▸ **YOUR INSTRUCTIONS**
Exactly as written, quote every line that follows, skipping the images.

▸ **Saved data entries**

┏━━

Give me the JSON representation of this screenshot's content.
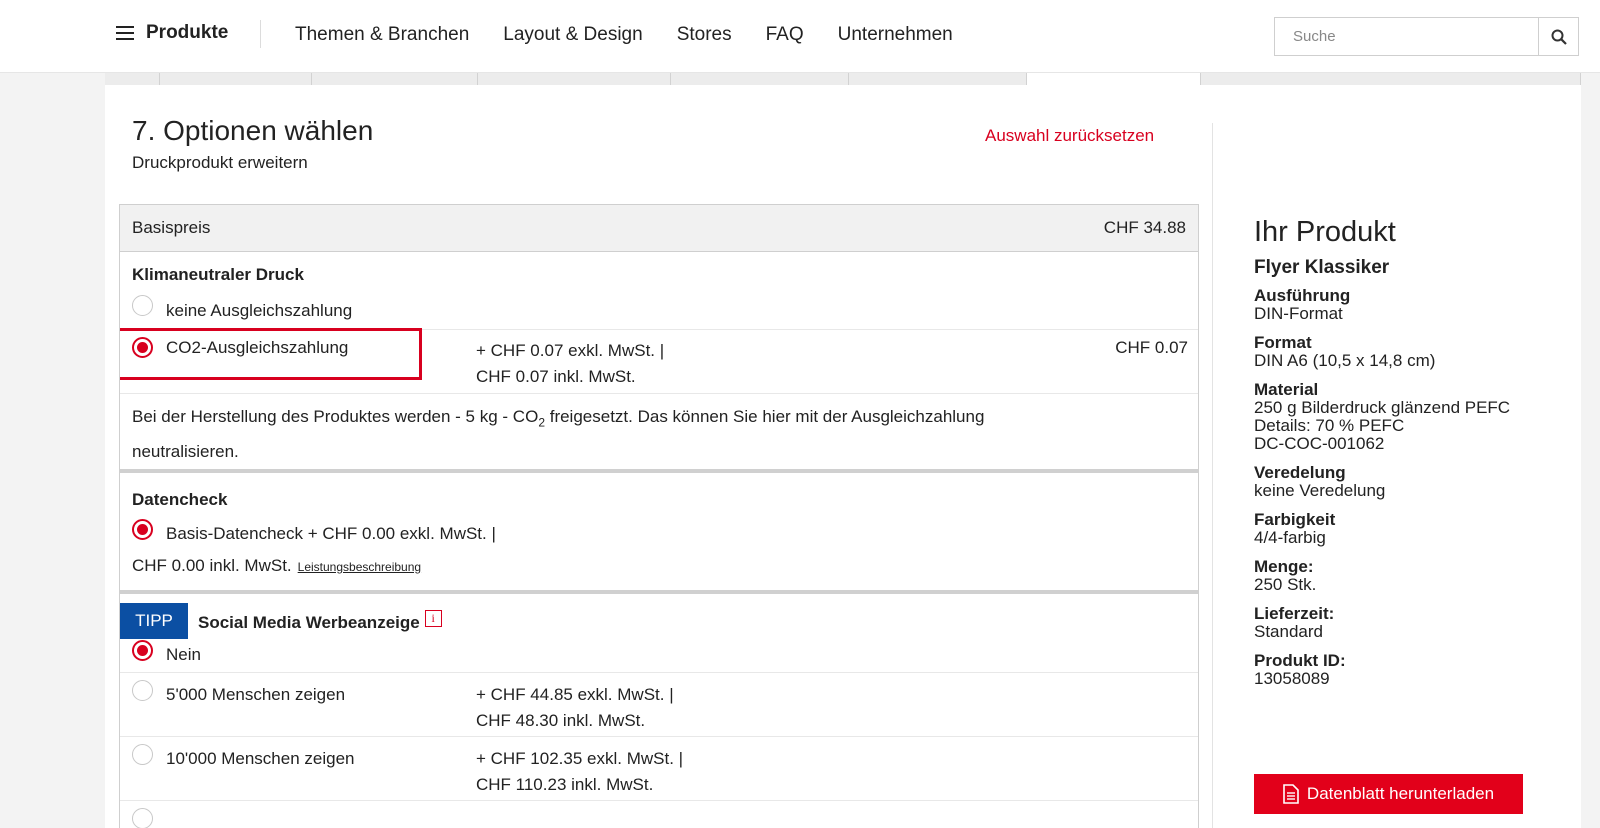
{
  "header": {
    "menu_label": "Produkte",
    "nav": [
      "Themen & Branchen",
      "Layout & Design",
      "Stores",
      "FAQ",
      "Unternehmen"
    ],
    "search_placeholder": "Suche"
  },
  "section": {
    "title": "7. Optionen wählen",
    "subtitle": "Druckprodukt erweitern",
    "reset_label": "Auswahl zurücksetzen"
  },
  "base": {
    "label": "Basispreis",
    "price": "CHF 34.88"
  },
  "climate": {
    "title": "Klimaneutraler Druck",
    "options": [
      {
        "label": "keine Ausgleichszahlung",
        "selected": false
      },
      {
        "label": "CO2-Ausgleichszahlung",
        "selected": true,
        "price_excl": "+ CHF 0.07 exkl. MwSt. |",
        "price_incl": "CHF 0.07 inkl. MwSt.",
        "total": "CHF 0.07"
      }
    ],
    "desc_part1": "Bei der Herstellung des Produktes werden - 5 kg - CO",
    "desc_sub": "2",
    "desc_part2": " freigesetzt. Das können Sie hier mit der Ausgleichzahlung",
    "desc_line2": "neutralisieren."
  },
  "datacheck": {
    "title": "Datencheck",
    "option_label": "Basis-Datencheck + CHF 0.00 exkl. MwSt. |",
    "option_line2": "CHF 0.00 inkl. MwSt.",
    "link": "Leistungsbeschreibung"
  },
  "social": {
    "badge": "TIPP",
    "title": "Social Media Werbeanzeige",
    "info": "i",
    "options": [
      {
        "label": "Nein",
        "selected": true
      },
      {
        "label": "5'000 Menschen zeigen",
        "selected": false,
        "price_excl": "+ CHF 44.85 exkl. MwSt. |",
        "price_incl": "CHF 48.30 inkl. MwSt."
      },
      {
        "label": "10'000 Menschen zeigen",
        "selected": false,
        "price_excl": "+ CHF 102.35 exkl. MwSt. |",
        "price_incl": "CHF 110.23 inkl. MwSt."
      }
    ]
  },
  "sidebar": {
    "heading": "Ihr Produkt",
    "product": "Flyer Klassiker",
    "items": [
      {
        "k": "Ausführung",
        "v": "DIN-Format"
      },
      {
        "k": "Format",
        "v": "DIN A6 (10,5 x 14,8 cm)"
      },
      {
        "k": "Material",
        "v": "250 g Bilderdruck glänzend PEFC",
        "v2": "Details: 70 % PEFC",
        "v3": "DC-COC-001062"
      },
      {
        "k": "Veredelung",
        "v": "keine Veredelung"
      },
      {
        "k": "Farbigkeit",
        "v": "4/4-farbig"
      },
      {
        "k": "Menge:",
        "v": "250 Stk."
      },
      {
        "k": "Lieferzeit:",
        "v": "Standard"
      },
      {
        "k": "Produkt ID:",
        "v": "13058089"
      }
    ],
    "download_label": "Datenblatt herunterladen"
  },
  "colors": {
    "accent": "#d8001f",
    "tipp": "#0b4fa3"
  }
}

┗━━

▸ **TASK ANSWER**
Give me the JSON representation of this screenshot's content.
{
  "header": {
    "menu_label": "Produkte",
    "nav": [
      "Themen & Branchen",
      "Layout & Design",
      "Stores",
      "FAQ",
      "Unternehmen"
    ],
    "search_placeholder": "Suche"
  },
  "section": {
    "title": "7. Optionen wählen",
    "subtitle": "Druckprodukt erweitern",
    "reset_label": "Auswahl zurücksetzen"
  },
  "base": {
    "label": "Basispreis",
    "price": "CHF 34.88"
  },
  "climate": {
    "title": "Klimaneutraler Druck",
    "options": [
      {
        "label": "keine Ausgleichszahlung",
        "selected": false
      },
      {
        "label": "CO2-Ausgleichszahlung",
        "selected": true,
        "price_excl": "+ CHF 0.07 exkl. MwSt. |",
        "price_incl": "CHF 0.07 inkl. MwSt.",
        "total": "CHF 0.07"
      }
    ],
    "desc_part1": "Bei der Herstellung des Produktes werden - 5 kg - CO",
    "desc_sub": "2",
    "desc_part2": " freigesetzt. Das können Sie hier mit der Ausgleichzahlung",
    "desc_line2": "neutralisieren."
  },
  "datacheck": {
    "title": "Datencheck",
    "option_label": "Basis-Datencheck + CHF 0.00 exkl. MwSt. |",
    "option_line2": "CHF 0.00 inkl. MwSt.",
    "link": "Leistungsbeschreibung"
  },
  "social": {
    "badge": "TIPP",
    "title": "Social Media Werbeanzeige",
    "info": "i",
    "options": [
      {
        "label": "Nein",
        "selected": true
      },
      {
        "label": "5'000 Menschen zeigen",
        "selected": false,
        "price_excl": "+ CHF 44.85 exkl. MwSt. |",
        "price_incl": "CHF 48.30 inkl. MwSt."
      },
      {
        "label": "10'000 Menschen zeigen",
        "selected": false,
        "price_excl": "+ CHF 102.35 exkl. MwSt. |",
        "price_incl": "CHF 110.23 inkl. MwSt."
      }
    ]
  },
  "sidebar": {
    "heading": "Ihr Produkt",
    "product": "Flyer Klassiker",
    "items": [
      {
        "k": "Ausführung",
        "v": "DIN-Format"
      },
      {
        "k": "Format",
        "v": "DIN A6 (10,5 x 14,8 cm)"
      },
      {
        "k": "Material",
        "v": "250 g Bilderdruck glänzend PEFC",
        "v2": "Details: 70 % PEFC",
        "v3": "DC-COC-001062"
      },
      {
        "k": "Veredelung",
        "v": "keine Veredelung"
      },
      {
        "k": "Farbigkeit",
        "v": "4/4-farbig"
      },
      {
        "k": "Menge:",
        "v": "250 Stk."
      },
      {
        "k": "Lieferzeit:",
        "v": "Standard"
      },
      {
        "k": "Produkt ID:",
        "v": "13058089"
      }
    ],
    "download_label": "Datenblatt herunterladen"
  },
  "colors": {
    "accent": "#d8001f",
    "tipp": "#0b4fa3"
  }
}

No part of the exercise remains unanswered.